--- start TASK MATERIAL ---
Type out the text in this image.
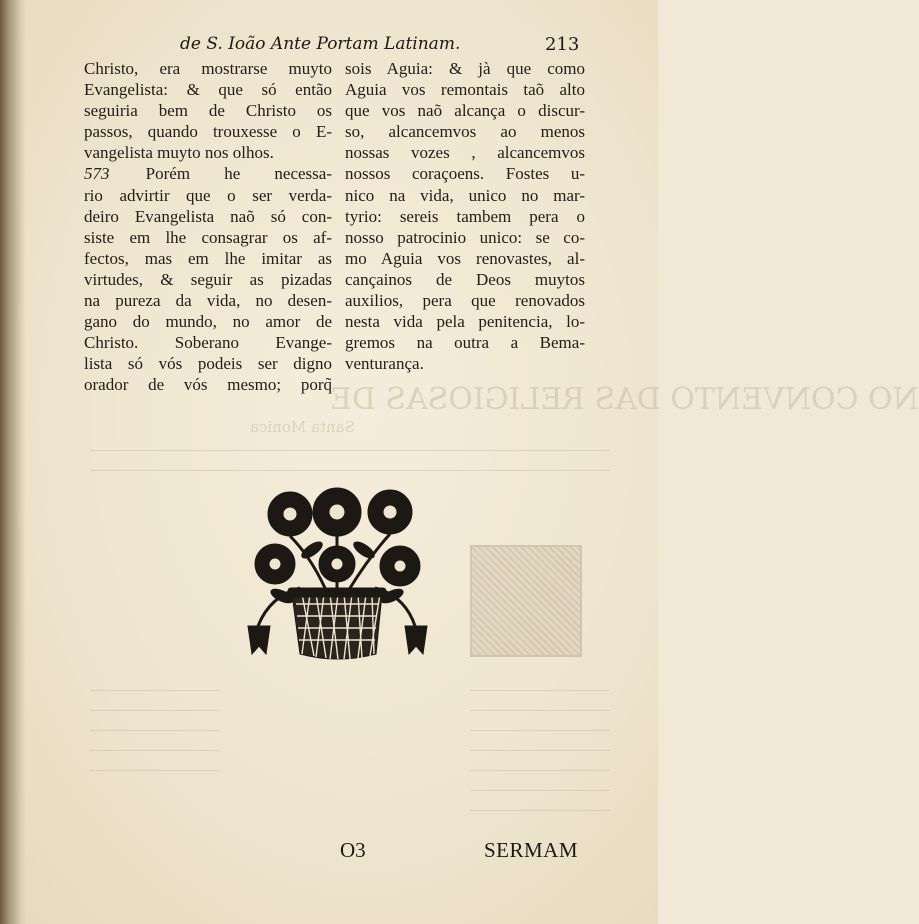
NO CONVENTO DAS RELIGIOSAS DE
Santa Monica
de S. Ioão Ante Portam Latinam.	213
Christo, era mostrarse muyto
Evangelista: & que só então
seguiria bem de Christo os
passos, quando trouxesse o E-
vangelista muyto nos olhos.
573 Porém he necessa-
rio advirtir que o ser verda-
deiro Evangelista naõ só con-
siste em lhe consagrar os af-
fectos, mas em lhe imitar as
virtudes, & seguir as pizadas
na pureza da vida, no desen-
gano do mundo, no amor de
Christo. Soberano Evange-
lista só vós podeis ser digno
orador de vós mesmo; porq̃
sois Aguia: & jà que como
Aguia vos remontais taõ alto
que vos naõ alcança o discur-
so, alcancemvos ao menos
nossas vozes , alcancemvos
nossos coraçoens. Fostes u-
nico na vida, unico no mar-
tyrio: sereis tambem pera o
nosso patrocinio unico: se co-
mo Aguia vos renovastes, al-
cançainos de Deos muytos
auxilios, pera que renovados
nesta vida pela penitencia, lo-
gremos na outra a Bema-
venturança.
O3	SERMAM
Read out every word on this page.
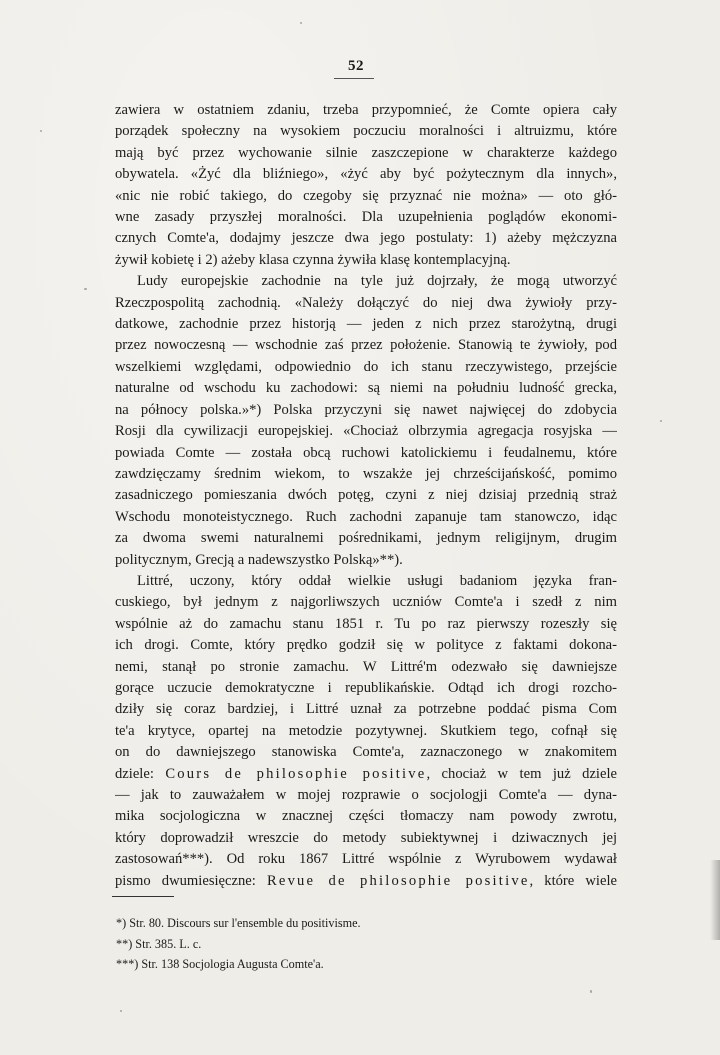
52
zawiera w ostatniem zdaniu, trzeba przypomnieć, że Comte opiera cały
porządek społeczny na wysokiem poczuciu moralności i altruizmu, które
mają być przez wychowanie silnie zaszczepione w charakterze każdego
obywatela. «Żyć dla bliźniego», «żyć aby być pożytecznym dla innych»,
«nic nie robić takiego, do czegoby się przyznać nie można» — oto głó-
wne zasady przyszłej moralności. Dla uzupełnienia poglądów ekonomi-
cznych Comte'a, dodajmy jeszcze dwa jego postulaty: 1) ażeby mężczyzna
żywił kobietę i 2) ażeby klasa czynna żywiła klasę kontemplacyjną.
Ludy europejskie zachodnie na tyle już dojrzały, że mogą utworzyć
Rzeczpospolitą zachodnią. «Należy dołączyć do niej dwa żywioły przy-
datkowe, zachodnie przez historją — jeden z nich przez starożytną, drugi
przez nowoczesną — wschodnie zaś przez położenie. Stanowią te żywioły, pod
wszelkiemi względami, odpowiednio do ich stanu rzeczywistego, przejście
naturalne od wschodu ku zachodowi: są niemi na południu ludność grecka,
na północy polska.»*) Polska przyczyni się nawet najwięcej do zdobycia
Rosji dla cywilizacji europejskiej. «Chociaż olbrzymia agregacja rosyjska —
powiada Comte — została obcą ruchowi katolickiemu i feudalnemu, które
zawdzięczamy średnim wiekom, to wszakże jej chrześcijańskość, pomimo
zasadniczego pomieszania dwóch potęg, czyni z niej dzisiaj przednią straż
Wschodu monoteistycznego. Ruch zachodni zapanuje tam stanowczo, idąc
za dwoma swemi naturalnemi pośrednikami, jednym religijnym, drugim
politycznym, Grecją a nadewszystko Polską»**).
Littré, uczony, który oddał wielkie usługi badaniom języka fran-
cuskiego, był jednym z najgorliwszych uczniów Comte'a i szedł z nim
wspólnie aż do zamachu stanu 1851 r. Tu po raz pierwszy rozeszły się
ich drogi. Comte, który prędko godził się w polityce z faktami dokona-
nemi, stanął po stronie zamachu. W Littré'm odezwało się dawniejsze
gorące uczucie demokratyczne i republikańskie. Odtąd ich drogi rozcho-
dziły się coraz bardziej, i Littré uznał za potrzebne poddać pisma Com
te'a krytyce, opartej na metodzie pozytywnej. Skutkiem tego, cofnął się
on do dawniejszego stanowiska Comte'a, zaznaczonego w znakomitem
dziele: Cours de philosophie positive, chociaż w tem już dziele
— jak to zauważałem w mojej rozprawie o socjologji Comte'a — dyna-
mika socjologiczna w znacznej części tłomaczy nam powody zwrotu,
który doprowadził wreszcie do metody subiektywnej i dziwacznych jej
zastosowań***). Od roku 1867 Littré wspólnie z Wyrubowem wydawał
pismo dwumiesięczne: Revue de philosophie positive, które wiele
*) Str. 80. Discours sur l'ensemble du positivisme.
**) Str. 385. L. c.
***) Str. 138 Socjologia Augusta Comte'a.
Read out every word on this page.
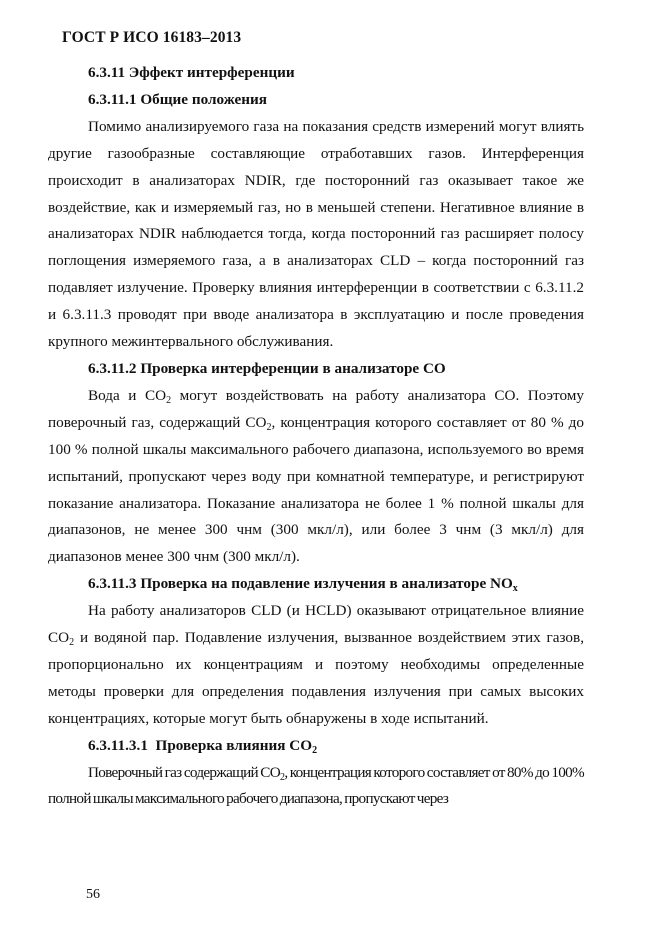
ГОСТ Р ИСО 16183–2013

6.3.11 Эффект интерференции

6.3.11.1 Общие положения

Помимо анализируемого газа на показания средств измерений могут влиять другие газообразные составляющие отработавших газов. Интерференция происходит в анализаторах NDIR, где посторонний газ оказывает такое же воздействие, как и измеряемый газ, но в меньшей степени. Негативное влияние в анализаторах NDIR наблюдается тогда, когда посторонний газ расширяет полосу поглощения измеряемого газа, а в анализаторах CLD – когда посторонний газ подавляет излучение. Проверку влияния интерференции в соответствии с 6.3.11.2 и 6.3.11.3 проводят при вводе анализатора в эксплуатацию и после проведения крупного межинтервального обслуживания.

6.3.11.2 Проверка интерференции в анализаторе CO

Вода и $CO_2$ могут воздействовать на работу анализатора CO. Поэтому поверочный газ, содержащий $CO_2$, концентрация которого составляет от 80 % до 100 % полной шкалы максимального рабочего диапазона, используемого во время испытаний, пропускают через воду при комнатной температуре, и регистрируют показание анализатора. Показание анализатора не более 1 % полной шкалы для диапазонов, не менее 300 чнм (300 мкл/л), или более 3 чнм (3 мкл/л) для диапазонов менее 300 чнм (300 мкл/л).

6.3.11.3 Проверка на подавление излучения в анализаторе $NO_x$

На работу анализаторов CLD (и HCLD) оказывают отрицательное влияние $CO_2$ и водяной пар. Подавление излучения, вызванное воздействием этих газов, пропорционально их концентрациям и поэтому необходимы определенные методы проверки для определения подавления излучения при самых высоких концентрациях, которые могут быть обнаружены в ходе испытаний.

6.3.11.3.1  Проверка влияния $CO_2$

Поверочный газ содержащий $CO_2$, концентрация которого составляет от 80% до 100% полной шкалы максимального рабочего диапазона, пропускают через

56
--- end TASK MATERIAL ---
- **TASK DIRECTIONS**: Scan the listing above. Collect all lines with the word "unico".

- **EXERCISE RESULT**:
nico na vida, unico no mar-
nosso patrocinio unico: se co-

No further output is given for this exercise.